Locate every line in the records that contains the string "여론조사결과", matching case exactly, and copy each of those lines.

# EXTRACTED DATA:
+++

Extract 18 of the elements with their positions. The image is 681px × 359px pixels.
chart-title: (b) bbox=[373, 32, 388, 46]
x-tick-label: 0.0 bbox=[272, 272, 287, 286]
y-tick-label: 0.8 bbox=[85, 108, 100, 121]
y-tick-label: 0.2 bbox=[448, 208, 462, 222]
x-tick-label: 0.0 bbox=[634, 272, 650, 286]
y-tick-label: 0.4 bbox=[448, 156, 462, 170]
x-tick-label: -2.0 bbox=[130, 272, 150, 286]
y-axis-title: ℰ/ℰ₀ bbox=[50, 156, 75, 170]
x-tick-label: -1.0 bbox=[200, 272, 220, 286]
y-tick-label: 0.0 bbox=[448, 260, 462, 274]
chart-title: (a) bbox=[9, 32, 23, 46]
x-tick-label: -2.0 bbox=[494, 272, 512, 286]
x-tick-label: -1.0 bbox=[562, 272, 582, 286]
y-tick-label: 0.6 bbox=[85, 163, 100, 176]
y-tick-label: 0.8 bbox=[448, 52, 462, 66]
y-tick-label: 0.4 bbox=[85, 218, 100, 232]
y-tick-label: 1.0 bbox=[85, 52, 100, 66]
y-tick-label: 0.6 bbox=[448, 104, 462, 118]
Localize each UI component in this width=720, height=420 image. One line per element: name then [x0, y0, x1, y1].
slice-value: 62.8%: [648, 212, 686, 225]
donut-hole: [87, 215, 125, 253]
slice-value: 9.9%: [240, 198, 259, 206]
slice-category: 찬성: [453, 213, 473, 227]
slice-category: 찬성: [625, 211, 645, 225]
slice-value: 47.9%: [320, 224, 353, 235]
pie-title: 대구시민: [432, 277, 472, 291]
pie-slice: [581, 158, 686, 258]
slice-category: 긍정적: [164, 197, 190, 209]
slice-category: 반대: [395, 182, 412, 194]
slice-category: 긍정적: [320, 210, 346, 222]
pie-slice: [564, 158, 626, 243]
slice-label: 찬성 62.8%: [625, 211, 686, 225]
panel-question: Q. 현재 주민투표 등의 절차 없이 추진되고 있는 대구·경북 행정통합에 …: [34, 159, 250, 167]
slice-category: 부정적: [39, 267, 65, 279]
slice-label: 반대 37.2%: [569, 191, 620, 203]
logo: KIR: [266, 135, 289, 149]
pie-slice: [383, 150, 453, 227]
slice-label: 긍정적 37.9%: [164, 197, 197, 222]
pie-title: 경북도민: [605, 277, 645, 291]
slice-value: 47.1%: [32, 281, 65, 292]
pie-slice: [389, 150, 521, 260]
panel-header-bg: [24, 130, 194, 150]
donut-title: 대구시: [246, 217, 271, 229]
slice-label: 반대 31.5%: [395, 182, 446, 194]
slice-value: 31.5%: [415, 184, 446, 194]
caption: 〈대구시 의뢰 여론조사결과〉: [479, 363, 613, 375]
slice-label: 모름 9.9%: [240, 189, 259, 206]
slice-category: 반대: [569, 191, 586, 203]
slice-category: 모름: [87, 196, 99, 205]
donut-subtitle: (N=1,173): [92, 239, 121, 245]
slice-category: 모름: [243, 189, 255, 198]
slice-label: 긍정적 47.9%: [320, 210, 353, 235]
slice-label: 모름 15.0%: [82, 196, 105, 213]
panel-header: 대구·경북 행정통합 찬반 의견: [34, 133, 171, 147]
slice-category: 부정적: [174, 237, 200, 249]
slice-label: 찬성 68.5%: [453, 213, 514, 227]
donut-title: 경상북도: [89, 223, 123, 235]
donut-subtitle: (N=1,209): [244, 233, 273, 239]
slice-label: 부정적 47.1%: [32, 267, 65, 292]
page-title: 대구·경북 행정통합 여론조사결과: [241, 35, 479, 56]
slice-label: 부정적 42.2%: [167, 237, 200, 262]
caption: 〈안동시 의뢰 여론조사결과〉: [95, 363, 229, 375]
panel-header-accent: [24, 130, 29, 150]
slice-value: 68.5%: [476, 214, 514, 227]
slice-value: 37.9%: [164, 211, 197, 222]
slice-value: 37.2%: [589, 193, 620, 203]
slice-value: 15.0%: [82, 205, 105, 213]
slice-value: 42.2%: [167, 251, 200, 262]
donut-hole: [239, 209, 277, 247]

+++

# THE RESULT:
caption: 〈대구시 의뢰 여론조사결과〉: [479, 363, 613, 375]
page-title: 대구·경북 행정통합 여론조사결과: [241, 35, 479, 56]
caption: 〈안동시 의뢰 여론조사결과〉: [95, 363, 229, 375]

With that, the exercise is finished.